#### [Task details]
Scan the following material for the string "allele" and copy each line in which it appears.

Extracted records
══════
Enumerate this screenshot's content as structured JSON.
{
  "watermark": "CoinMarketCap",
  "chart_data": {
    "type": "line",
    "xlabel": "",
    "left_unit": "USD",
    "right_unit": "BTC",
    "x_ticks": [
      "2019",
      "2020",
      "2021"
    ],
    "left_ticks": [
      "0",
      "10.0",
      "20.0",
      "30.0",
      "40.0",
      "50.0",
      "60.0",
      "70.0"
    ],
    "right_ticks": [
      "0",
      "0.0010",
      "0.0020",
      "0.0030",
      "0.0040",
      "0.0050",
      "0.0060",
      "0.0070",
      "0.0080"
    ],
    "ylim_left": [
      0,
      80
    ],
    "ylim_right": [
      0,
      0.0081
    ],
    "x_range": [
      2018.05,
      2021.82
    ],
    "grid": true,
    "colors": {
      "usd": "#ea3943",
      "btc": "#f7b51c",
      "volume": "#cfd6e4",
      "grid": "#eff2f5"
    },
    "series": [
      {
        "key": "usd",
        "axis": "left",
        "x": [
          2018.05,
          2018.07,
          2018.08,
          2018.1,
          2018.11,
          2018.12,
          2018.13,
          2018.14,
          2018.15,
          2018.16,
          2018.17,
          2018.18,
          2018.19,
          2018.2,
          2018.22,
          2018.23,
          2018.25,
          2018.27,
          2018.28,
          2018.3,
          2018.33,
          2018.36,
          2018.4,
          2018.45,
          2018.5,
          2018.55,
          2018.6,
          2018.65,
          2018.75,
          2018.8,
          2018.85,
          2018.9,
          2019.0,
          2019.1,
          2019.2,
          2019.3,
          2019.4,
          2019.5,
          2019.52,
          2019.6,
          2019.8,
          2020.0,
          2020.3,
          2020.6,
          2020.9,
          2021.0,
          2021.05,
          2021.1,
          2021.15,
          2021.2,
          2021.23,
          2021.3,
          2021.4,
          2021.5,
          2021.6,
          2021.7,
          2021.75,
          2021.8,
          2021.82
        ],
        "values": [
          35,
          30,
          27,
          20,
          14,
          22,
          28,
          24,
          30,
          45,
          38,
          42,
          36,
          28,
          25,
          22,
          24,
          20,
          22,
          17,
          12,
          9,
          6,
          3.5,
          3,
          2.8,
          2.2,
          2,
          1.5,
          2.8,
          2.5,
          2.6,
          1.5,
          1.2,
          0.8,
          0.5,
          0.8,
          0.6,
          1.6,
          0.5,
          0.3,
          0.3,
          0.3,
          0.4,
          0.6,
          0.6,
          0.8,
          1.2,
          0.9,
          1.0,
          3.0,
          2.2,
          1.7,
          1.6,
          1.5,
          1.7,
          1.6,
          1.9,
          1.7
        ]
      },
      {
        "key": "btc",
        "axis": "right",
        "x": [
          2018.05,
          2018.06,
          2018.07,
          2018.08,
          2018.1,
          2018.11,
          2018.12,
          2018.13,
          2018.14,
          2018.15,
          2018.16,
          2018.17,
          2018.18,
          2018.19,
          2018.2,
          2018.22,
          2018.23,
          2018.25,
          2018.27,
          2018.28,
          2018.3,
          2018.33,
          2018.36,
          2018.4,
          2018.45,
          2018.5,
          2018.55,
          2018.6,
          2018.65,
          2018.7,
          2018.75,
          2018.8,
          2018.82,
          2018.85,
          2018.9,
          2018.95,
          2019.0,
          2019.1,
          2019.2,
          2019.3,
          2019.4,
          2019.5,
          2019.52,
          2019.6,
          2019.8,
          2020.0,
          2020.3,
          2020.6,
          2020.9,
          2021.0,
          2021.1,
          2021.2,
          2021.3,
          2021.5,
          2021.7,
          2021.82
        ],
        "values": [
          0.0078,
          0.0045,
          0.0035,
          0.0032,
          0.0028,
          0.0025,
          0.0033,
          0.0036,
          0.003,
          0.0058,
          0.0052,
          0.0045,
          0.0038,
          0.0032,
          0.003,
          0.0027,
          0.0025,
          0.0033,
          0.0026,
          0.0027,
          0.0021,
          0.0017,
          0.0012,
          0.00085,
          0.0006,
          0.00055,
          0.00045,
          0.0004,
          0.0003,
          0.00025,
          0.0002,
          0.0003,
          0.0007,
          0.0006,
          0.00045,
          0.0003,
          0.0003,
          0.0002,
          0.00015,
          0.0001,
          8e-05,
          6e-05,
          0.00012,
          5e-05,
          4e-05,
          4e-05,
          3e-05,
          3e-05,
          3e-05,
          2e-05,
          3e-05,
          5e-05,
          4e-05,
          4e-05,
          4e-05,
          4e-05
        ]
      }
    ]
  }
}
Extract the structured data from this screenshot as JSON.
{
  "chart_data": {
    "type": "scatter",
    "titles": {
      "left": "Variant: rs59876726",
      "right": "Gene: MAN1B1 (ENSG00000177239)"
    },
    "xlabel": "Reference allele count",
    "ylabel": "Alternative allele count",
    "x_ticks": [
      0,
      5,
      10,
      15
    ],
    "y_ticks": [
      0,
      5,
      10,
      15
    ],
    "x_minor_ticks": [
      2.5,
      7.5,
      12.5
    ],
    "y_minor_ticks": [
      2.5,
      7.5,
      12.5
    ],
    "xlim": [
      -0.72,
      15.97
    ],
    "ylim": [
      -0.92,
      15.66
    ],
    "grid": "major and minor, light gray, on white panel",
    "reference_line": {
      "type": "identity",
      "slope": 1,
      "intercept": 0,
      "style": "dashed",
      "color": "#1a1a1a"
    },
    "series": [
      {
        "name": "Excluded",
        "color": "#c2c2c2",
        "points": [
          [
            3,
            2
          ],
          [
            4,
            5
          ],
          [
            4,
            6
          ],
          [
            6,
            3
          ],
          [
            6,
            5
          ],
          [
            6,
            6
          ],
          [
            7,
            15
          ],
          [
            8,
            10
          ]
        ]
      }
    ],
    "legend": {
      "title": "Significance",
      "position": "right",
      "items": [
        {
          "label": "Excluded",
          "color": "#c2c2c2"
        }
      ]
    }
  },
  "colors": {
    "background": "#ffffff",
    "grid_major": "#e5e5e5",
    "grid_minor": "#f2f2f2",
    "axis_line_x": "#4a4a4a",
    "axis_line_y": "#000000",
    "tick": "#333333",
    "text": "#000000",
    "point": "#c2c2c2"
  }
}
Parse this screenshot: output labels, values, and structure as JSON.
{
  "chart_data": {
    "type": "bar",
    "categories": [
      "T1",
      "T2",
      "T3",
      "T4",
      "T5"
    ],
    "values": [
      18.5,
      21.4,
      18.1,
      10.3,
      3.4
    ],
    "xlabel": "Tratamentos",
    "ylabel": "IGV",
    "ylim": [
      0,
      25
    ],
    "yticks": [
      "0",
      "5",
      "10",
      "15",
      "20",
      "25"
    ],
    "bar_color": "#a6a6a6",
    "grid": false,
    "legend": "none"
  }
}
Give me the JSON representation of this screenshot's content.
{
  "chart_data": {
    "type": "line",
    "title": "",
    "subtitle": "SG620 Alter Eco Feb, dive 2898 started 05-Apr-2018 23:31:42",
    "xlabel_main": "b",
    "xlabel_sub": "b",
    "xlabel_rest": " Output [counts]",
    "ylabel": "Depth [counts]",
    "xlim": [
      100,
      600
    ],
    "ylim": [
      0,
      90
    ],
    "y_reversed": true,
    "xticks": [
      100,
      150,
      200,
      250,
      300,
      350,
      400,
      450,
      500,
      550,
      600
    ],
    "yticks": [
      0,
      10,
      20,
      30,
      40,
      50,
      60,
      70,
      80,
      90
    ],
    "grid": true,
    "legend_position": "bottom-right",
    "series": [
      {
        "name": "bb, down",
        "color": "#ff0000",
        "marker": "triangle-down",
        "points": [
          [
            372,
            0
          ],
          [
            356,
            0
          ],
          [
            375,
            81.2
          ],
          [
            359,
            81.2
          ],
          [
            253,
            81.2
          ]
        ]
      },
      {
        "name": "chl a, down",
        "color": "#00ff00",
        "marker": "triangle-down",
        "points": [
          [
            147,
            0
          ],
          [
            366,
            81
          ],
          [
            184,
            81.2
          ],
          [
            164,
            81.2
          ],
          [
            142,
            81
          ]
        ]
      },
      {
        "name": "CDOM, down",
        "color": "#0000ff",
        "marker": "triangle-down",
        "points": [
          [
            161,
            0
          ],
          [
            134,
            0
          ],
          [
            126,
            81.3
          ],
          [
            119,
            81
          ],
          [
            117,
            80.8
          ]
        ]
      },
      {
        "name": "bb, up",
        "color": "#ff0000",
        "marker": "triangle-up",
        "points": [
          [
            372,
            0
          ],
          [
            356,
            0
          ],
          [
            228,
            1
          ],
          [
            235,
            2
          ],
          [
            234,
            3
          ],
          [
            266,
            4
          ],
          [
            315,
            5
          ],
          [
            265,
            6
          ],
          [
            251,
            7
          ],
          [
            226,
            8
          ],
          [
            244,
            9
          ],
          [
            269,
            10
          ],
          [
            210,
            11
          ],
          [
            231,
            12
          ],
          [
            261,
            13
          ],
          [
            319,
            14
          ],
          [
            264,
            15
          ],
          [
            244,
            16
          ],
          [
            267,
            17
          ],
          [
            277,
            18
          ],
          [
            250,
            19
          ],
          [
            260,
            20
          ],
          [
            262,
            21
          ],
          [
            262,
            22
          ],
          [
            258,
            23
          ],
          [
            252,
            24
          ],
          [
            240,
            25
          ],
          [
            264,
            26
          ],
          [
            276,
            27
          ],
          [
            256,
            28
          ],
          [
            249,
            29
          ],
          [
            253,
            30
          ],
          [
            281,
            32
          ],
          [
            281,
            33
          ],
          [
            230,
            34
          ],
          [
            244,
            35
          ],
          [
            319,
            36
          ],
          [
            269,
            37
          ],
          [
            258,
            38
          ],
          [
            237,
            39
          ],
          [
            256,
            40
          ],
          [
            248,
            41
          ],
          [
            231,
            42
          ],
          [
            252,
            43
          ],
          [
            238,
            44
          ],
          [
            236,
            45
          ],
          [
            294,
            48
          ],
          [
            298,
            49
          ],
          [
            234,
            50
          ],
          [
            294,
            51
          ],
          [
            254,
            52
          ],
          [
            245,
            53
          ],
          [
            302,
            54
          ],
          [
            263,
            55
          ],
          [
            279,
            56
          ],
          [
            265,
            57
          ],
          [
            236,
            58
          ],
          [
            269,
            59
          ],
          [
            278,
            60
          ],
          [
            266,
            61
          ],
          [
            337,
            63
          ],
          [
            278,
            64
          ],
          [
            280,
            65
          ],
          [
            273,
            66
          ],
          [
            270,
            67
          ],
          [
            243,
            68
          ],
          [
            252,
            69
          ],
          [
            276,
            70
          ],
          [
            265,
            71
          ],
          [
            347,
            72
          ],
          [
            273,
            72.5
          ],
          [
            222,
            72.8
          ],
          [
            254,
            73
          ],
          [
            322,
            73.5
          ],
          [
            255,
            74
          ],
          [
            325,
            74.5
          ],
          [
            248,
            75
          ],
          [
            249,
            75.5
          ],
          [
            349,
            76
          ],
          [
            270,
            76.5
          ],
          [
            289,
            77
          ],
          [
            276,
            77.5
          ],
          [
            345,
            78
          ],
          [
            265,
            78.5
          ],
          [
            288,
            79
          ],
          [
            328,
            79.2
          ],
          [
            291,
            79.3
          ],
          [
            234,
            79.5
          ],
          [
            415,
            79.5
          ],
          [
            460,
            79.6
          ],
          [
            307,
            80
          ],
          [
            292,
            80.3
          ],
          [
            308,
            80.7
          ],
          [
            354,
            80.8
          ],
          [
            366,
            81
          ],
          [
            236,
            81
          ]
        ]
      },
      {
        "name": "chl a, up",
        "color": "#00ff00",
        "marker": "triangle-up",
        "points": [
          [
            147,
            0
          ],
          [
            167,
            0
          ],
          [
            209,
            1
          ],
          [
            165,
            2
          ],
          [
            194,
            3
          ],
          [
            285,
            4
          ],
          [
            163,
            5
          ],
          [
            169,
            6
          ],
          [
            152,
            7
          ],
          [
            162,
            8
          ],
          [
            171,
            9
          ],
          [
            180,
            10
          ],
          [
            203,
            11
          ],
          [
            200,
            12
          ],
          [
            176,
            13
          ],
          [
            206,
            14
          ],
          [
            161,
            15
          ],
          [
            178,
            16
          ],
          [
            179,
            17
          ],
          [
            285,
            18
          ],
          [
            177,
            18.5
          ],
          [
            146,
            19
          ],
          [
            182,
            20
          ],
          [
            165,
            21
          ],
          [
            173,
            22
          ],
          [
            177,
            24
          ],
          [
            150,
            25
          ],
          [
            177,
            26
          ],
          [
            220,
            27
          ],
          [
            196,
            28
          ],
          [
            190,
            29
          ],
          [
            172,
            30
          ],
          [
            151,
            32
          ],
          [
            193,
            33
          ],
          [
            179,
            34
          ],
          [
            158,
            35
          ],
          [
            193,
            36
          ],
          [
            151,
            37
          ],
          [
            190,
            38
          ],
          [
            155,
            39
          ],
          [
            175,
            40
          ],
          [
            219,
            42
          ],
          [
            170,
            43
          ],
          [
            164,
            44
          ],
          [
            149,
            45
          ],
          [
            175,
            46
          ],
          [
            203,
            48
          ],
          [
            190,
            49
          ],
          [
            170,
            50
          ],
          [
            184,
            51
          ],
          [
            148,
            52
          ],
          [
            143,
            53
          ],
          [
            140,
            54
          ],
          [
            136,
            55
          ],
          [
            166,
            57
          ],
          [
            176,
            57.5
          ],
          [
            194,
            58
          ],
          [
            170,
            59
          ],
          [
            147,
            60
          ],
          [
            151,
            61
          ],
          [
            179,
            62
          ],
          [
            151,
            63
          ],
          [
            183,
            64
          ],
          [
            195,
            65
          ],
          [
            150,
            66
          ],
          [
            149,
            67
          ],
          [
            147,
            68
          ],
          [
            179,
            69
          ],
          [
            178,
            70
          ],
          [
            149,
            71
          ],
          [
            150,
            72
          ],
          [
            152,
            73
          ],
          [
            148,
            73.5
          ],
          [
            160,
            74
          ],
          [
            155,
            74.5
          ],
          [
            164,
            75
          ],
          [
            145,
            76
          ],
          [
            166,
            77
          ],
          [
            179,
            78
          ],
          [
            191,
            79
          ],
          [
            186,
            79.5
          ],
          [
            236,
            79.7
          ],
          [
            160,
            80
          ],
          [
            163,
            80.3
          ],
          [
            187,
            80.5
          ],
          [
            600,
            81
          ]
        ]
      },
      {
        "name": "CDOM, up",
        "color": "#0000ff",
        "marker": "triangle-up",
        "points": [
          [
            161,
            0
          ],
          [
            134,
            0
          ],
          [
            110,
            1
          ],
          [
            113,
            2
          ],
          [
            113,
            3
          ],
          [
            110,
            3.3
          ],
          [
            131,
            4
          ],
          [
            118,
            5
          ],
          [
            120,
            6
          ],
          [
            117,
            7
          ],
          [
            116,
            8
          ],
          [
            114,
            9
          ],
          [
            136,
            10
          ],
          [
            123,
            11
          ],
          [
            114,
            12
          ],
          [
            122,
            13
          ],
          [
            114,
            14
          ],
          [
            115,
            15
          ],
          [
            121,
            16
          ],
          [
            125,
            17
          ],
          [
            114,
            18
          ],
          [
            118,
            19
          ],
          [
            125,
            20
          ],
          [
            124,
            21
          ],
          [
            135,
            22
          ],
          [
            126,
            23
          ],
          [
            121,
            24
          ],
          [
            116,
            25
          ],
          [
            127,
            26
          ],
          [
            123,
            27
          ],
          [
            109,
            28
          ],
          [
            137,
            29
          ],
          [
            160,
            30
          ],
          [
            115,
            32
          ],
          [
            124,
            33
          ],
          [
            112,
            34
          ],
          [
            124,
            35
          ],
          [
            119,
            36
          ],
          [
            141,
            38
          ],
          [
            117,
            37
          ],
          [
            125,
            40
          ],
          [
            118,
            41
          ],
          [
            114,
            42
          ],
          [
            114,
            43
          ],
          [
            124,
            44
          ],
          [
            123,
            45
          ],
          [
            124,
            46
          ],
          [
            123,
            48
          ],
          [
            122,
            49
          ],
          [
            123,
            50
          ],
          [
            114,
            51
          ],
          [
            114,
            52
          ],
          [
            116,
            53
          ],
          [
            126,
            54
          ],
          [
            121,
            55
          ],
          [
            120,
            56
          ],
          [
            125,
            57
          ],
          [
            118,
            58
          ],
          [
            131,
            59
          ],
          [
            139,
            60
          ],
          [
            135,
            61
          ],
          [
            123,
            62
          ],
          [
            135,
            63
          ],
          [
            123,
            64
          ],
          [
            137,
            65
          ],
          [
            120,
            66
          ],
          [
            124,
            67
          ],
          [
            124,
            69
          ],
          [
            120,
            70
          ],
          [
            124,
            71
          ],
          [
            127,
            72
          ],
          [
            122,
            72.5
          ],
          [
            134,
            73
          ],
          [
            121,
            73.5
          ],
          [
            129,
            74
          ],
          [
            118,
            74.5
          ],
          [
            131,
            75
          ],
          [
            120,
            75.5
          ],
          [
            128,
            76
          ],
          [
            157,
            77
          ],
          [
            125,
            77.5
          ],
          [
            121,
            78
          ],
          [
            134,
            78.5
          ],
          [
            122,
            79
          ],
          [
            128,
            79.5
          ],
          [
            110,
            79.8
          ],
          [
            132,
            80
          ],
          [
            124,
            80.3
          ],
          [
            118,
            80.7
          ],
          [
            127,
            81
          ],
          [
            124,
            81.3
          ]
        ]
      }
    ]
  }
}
══════
#### [Reply to the exercise]
    "xlabel": "Reference allele count",
    "ylabel": "Alternative allele count",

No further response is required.